◆ Given request ◆
Skip every picture, and copy exactly the lines from the one containing "Give me a plain-text" to the end of the data.

◆ Data provided ◆
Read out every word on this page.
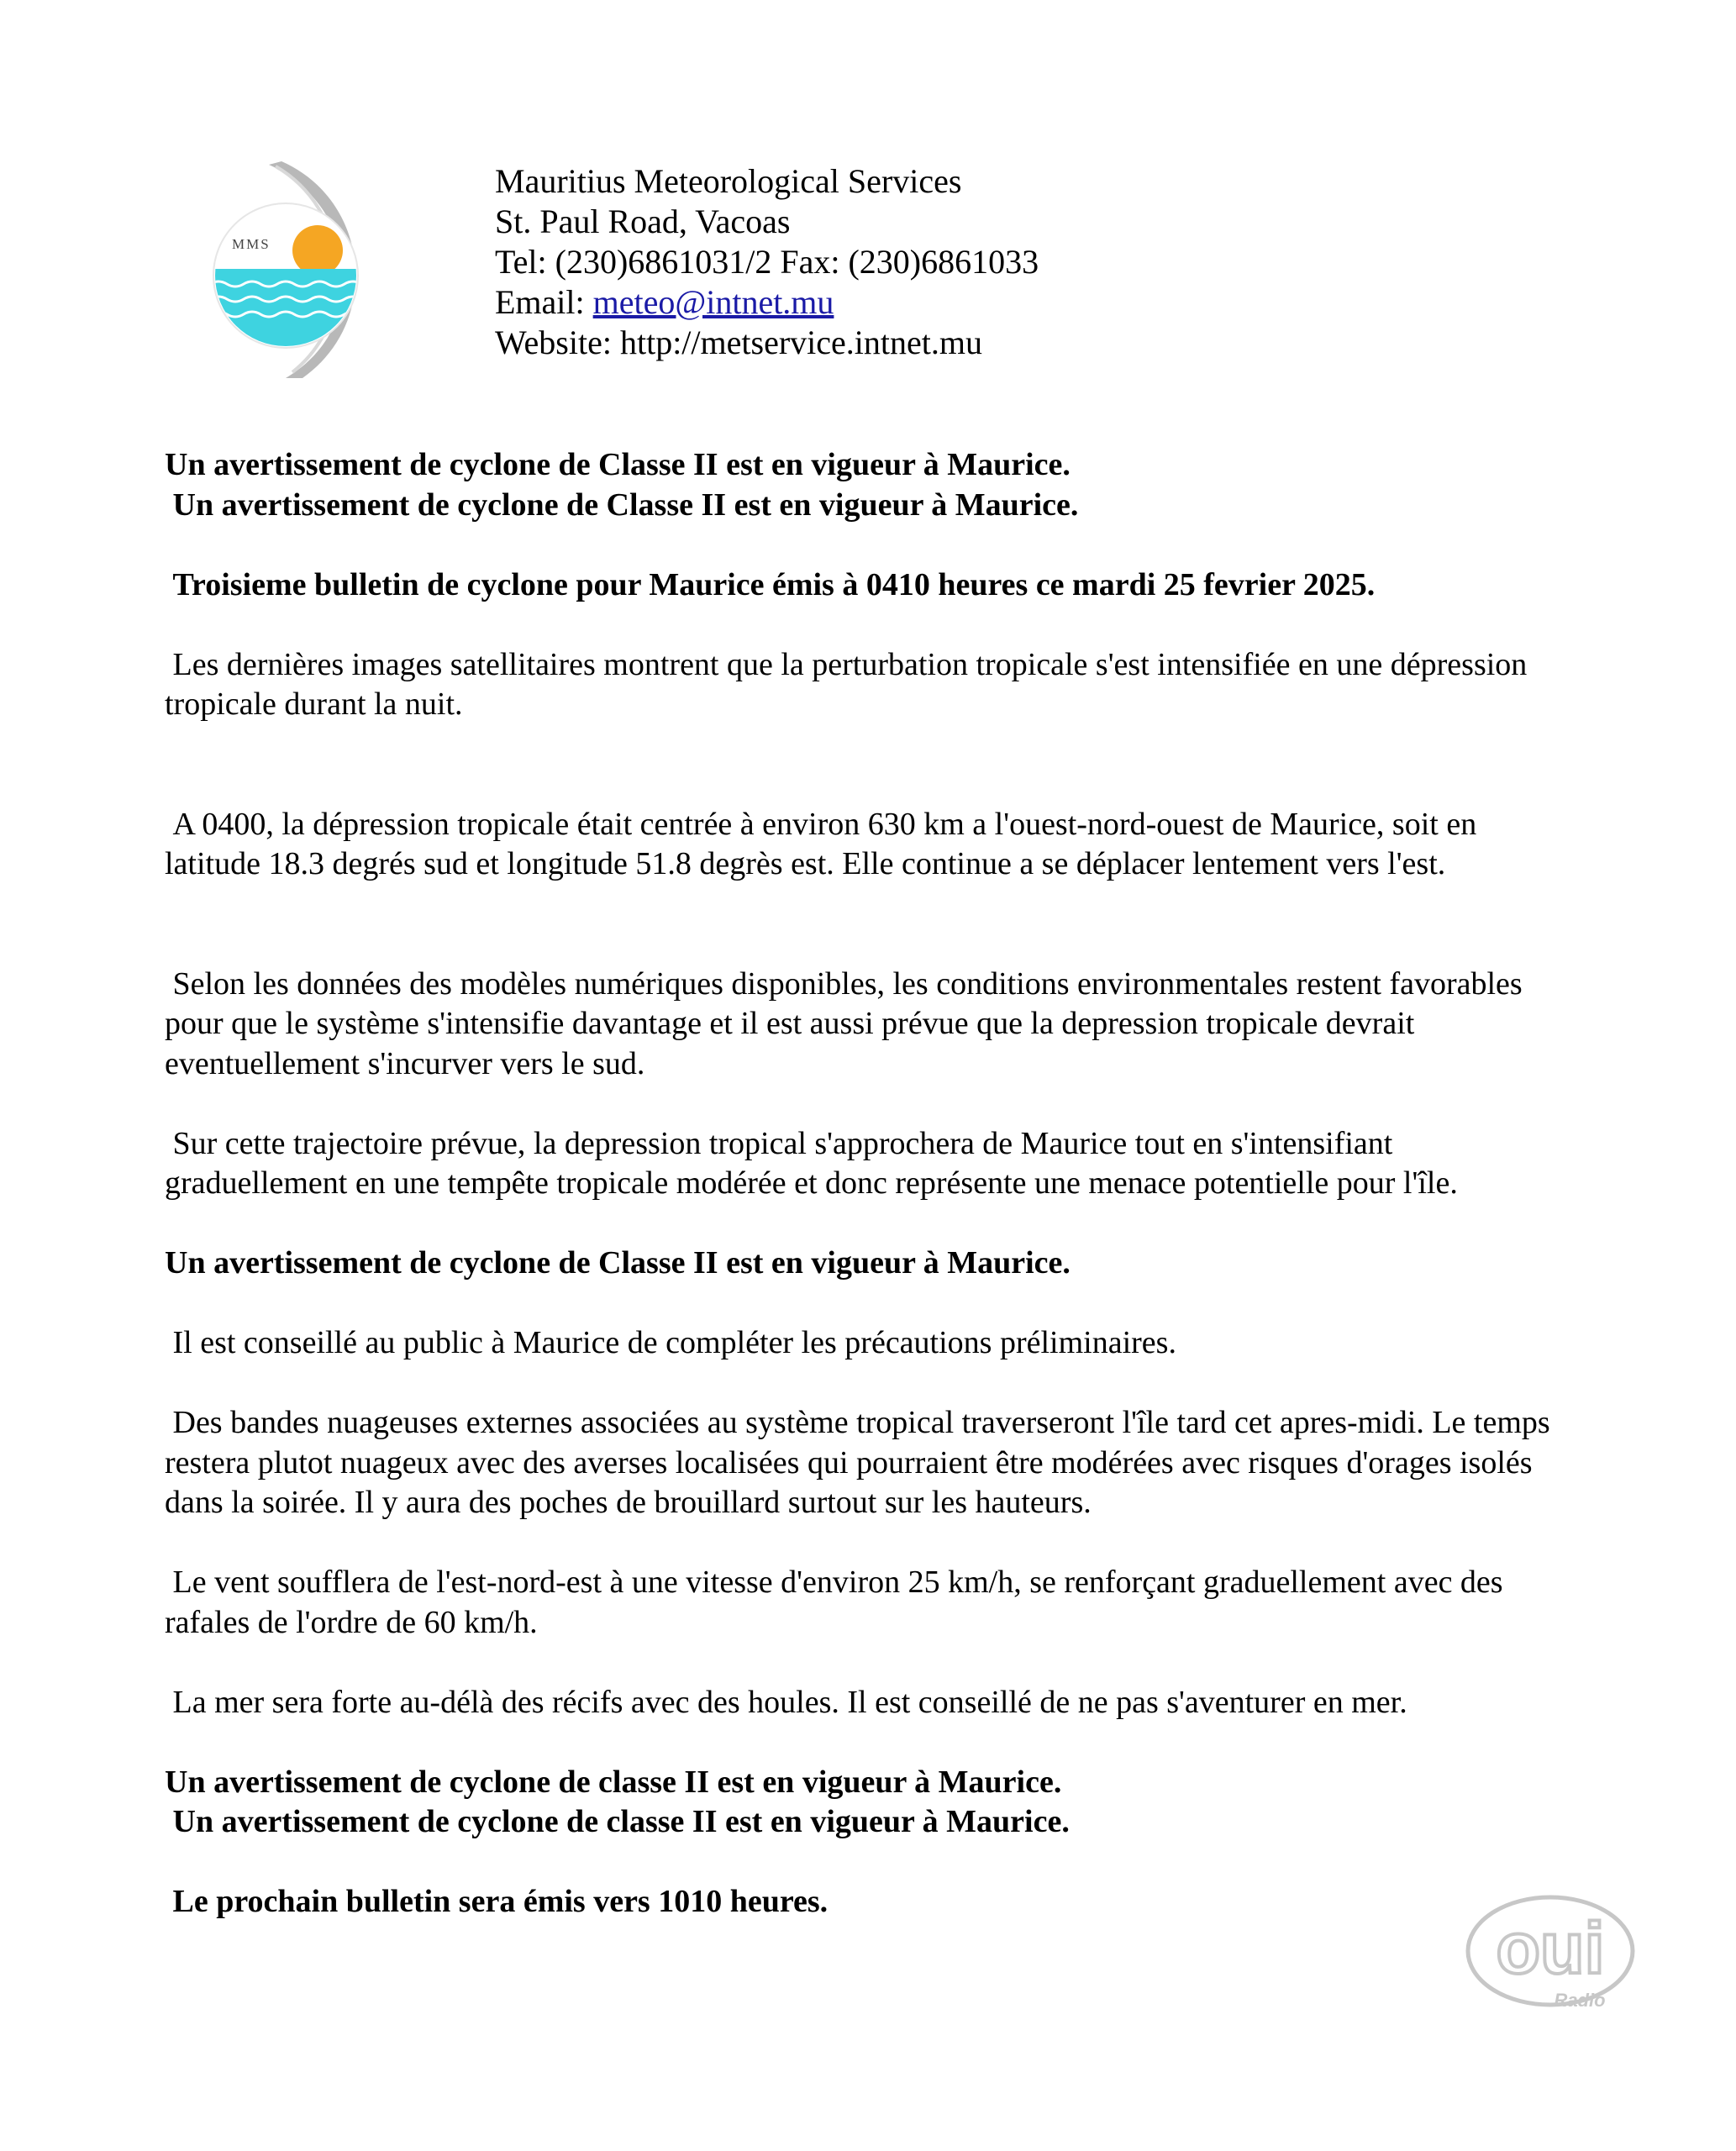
MMS
Mauritius Meteorological Services
St. Paul Road, Vacoas
Tel: (230)6861031/2 Fax: (230)6861033
Email: meteo@intnet.mu
Website: http://metservice.intnet.mu

Un avertissement de cyclone de Classe II est en vigueur à Maurice.

Un avertissement de cyclone de Classe II est en vigueur à Maurice.

Troisieme bulletin de cyclone pour Maurice émis à 0410 heures ce mardi 25 fevrier 2025.

Les dernières images satellitaires montrent que la perturbation tropicale s'est intensifiée en une dépression tropicale durant la nuit.

A 0400, la dépression tropicale était centrée à environ 630 km a l'ouest-nord-ouest de Maurice, soit en latitude 18.3 degrés sud et longitude 51.8 degrès est. Elle continue a se déplacer lentement vers l'est.

Selon les données des modèles numériques disponibles, les conditions environmentales restent favorables pour que le système s'intensifie davantage et il est aussi prévue que la depression tropicale devrait eventuellement s'incurver vers le sud.

Sur cette trajectoire prévue, la depression tropical s'approchera de Maurice tout en s'intensifiant graduellement en une tempête tropicale modérée et donc représente une menace potentielle pour l'île.

Un avertissement de cyclone de Classe II est en vigueur à Maurice.

Il est conseillé au public à Maurice de compléter les précautions préliminaires.

Des bandes nuageuses externes associées au système tropical traverseront l'île tard cet apres-midi. Le temps restera plutot nuageux avec des averses localisées qui pourraient être modérées avec risques d'orages isolés dans la soirée. Il y aura des poches de brouillard surtout sur les hauteurs.

Le vent soufflera de l'est-nord-est à une vitesse d'environ 25 km/h, se renforçant graduellement avec des rafales de l'ordre de 60 km/h.

La mer sera forte au-délà des récifs avec des houles. Il est conseillé de ne pas s'aventurer en mer.

Un avertissement de cyclone de classe II est en vigueur à Maurice.

Un avertissement de cyclone de classe II est en vigueur à Maurice.

Le prochain bulletin sera émis vers 1010 heures.

oui
Radio
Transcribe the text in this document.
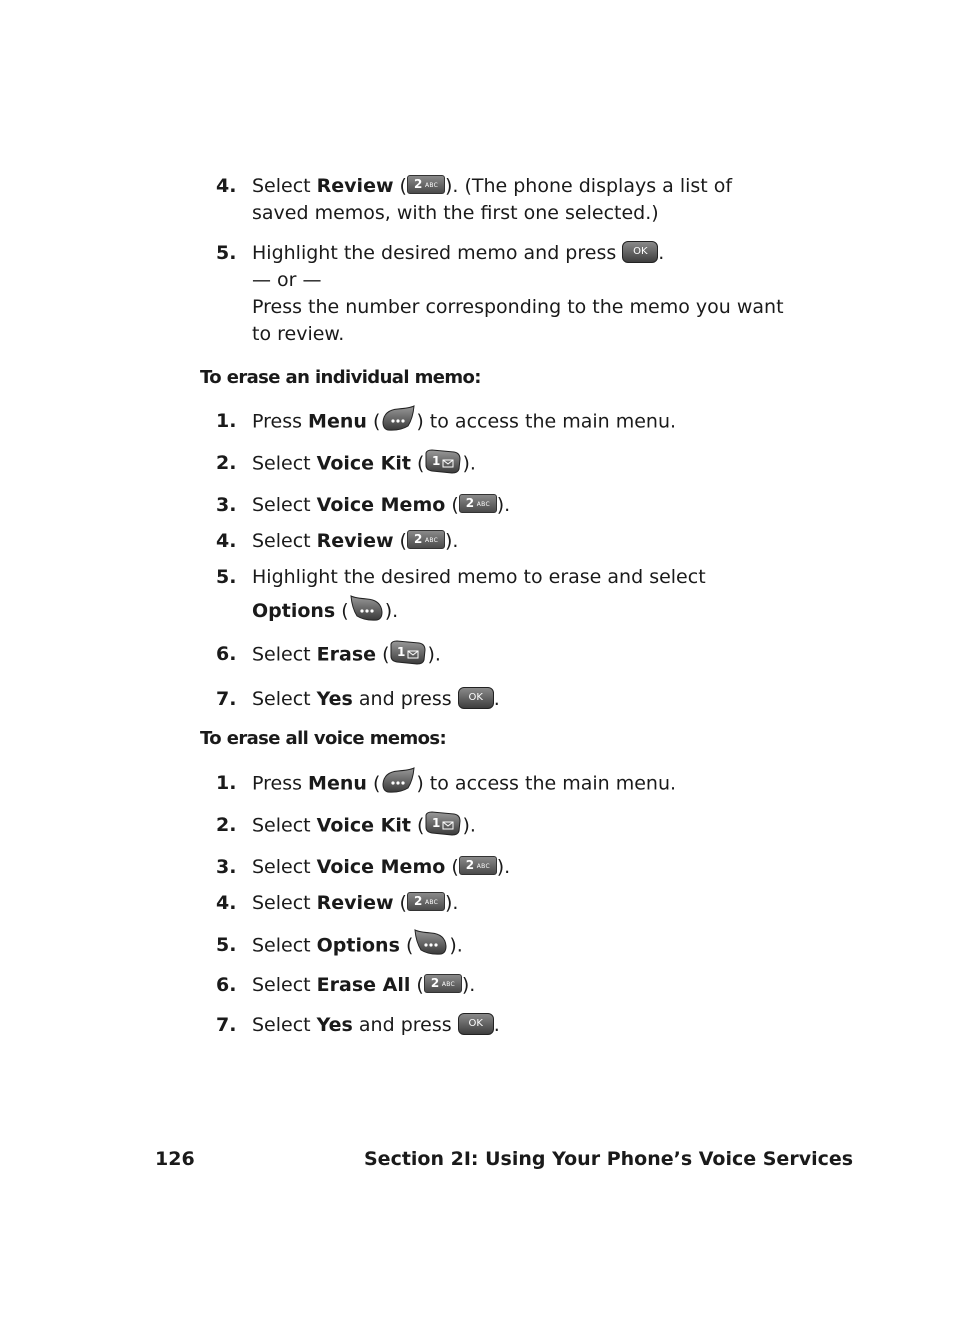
4. Select Review ( 2 ABC ). (The phone displays a list of saved memos, with the first one selected.)
5. Highlight the desired memo and press OK .
— or —
Press the number corresponding to the memo you want to review.
To erase an individual memo:
1. Press Menu ( ) to access the main menu.
2. Select Voice Kit ( 1 ).
3. Select Voice Memo ( 2 ABC ).
4. Select Review ( 2 ABC ).
5. Highlight the desired memo to erase and select Options ( ).
6. Select Erase ( 1 ).
7. Select Yes and press OK .
To erase all voice memos:
1. Press Menu ( ) to access the main menu.
2. Select Voice Kit ( 1 ).
3. Select Voice Memo ( 2 ABC ).
4. Select Review ( 2 ABC ).
5. Select Options ( ).
6. Select Erase All ( 2 ABC ).
7. Select Yes and press OK .
126	Section 2I: Using Your Phone’s Voice Services
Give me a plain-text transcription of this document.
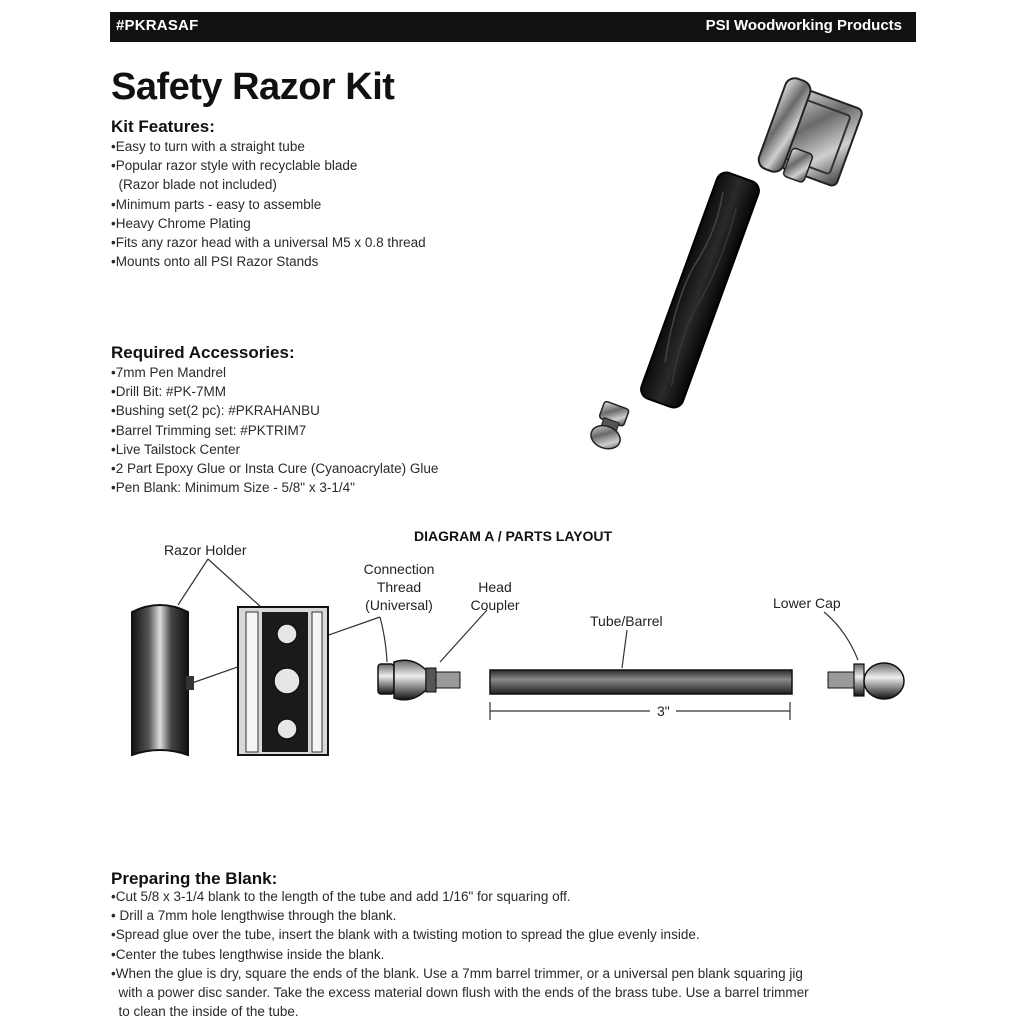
#PKRASAF	PSI Woodworking Products
Safety Razor Kit
Kit Features:
• Easy to turn with a straight tube
• Popular razor style with recyclable blade
(Razor blade not included)
• Minimum parts - easy to assemble
• Heavy Chrome Plating
• Fits any razor head with a universal M5 x 0.8 thread
• Mounts onto all PSI Razor Stands
Required Accessories:
• 7mm Pen Mandrel
• Drill Bit: #PK-7MM
• Bushing set(2 pc): #PKRAHANBU
• Barrel Trimming set: #PKTRIM7
• Live Tailstock Center
• 2 Part Epoxy Glue or Insta Cure (Cyanoacrylate) Glue
• Pen Blank: Minimum Size - 5/8" x 3-1/4"
DIAGRAM A / PARTS LAYOUT
Razor Holder
Connection
Thread
(Universal)
Head
Coupler
Tube/Barrel
Lower Cap
3"
Preparing the Blank:
• Cut 5/8 x 3-1/4 blank to the length of the tube and add 1/16" for squaring off.
• Drill a 7mm hole lengthwise through the blank.
• Spread glue over the tube, insert the blank with a twisting motion to spread the glue evenly inside.
• Center the tubes lengthwise inside the blank.
• When the glue is dry, square the ends of the blank. Use a 7mm barrel trimmer, or a universal pen blank squaring jig
with a power disc sander. Take the excess material down flush with the ends of the brass tube. Use a barrel trimmer
to clean the inside of the tube.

◆ Correct output ◆
Give me a plain-text transcription of this document.
#PKRASAF	PSI Woodworking Products
Safety Razor Kit
Kit Features:
• Easy to turn with a straight tube
• Popular razor style with recyclable blade
(Razor blade not included)
• Minimum parts - easy to assemble
• Heavy Chrome Plating
• Fits any razor head with a universal M5 x 0.8 thread
• Mounts onto all PSI Razor Stands
Required Accessories:
• 7mm Pen Mandrel
• Drill Bit: #PK-7MM
• Bushing set(2 pc): #PKRAHANBU
• Barrel Trimming set: #PKTRIM7
• Live Tailstock Center
• 2 Part Epoxy Glue or Insta Cure (Cyanoacrylate) Glue
• Pen Blank: Minimum Size - 5/8" x 3-1/4"
DIAGRAM A / PARTS LAYOUT
Razor Holder
Connection
Thread
(Universal)
Head
Coupler
Tube/Barrel
Lower Cap
3"
Preparing the Blank:
• Cut 5/8 x 3-1/4 blank to the length of the tube and add 1/16" for squaring off.
• Drill a 7mm hole lengthwise through the blank.
• Spread glue over the tube, insert the blank with a twisting motion to spread the glue evenly inside.
• Center the tubes lengthwise inside the blank.
• When the glue is dry, square the ends of the blank. Use a 7mm barrel trimmer, or a universal pen blank squaring jig
with a power disc sander. Take the excess material down flush with the ends of the brass tube. Use a barrel trimmer
to clean the inside of the tube.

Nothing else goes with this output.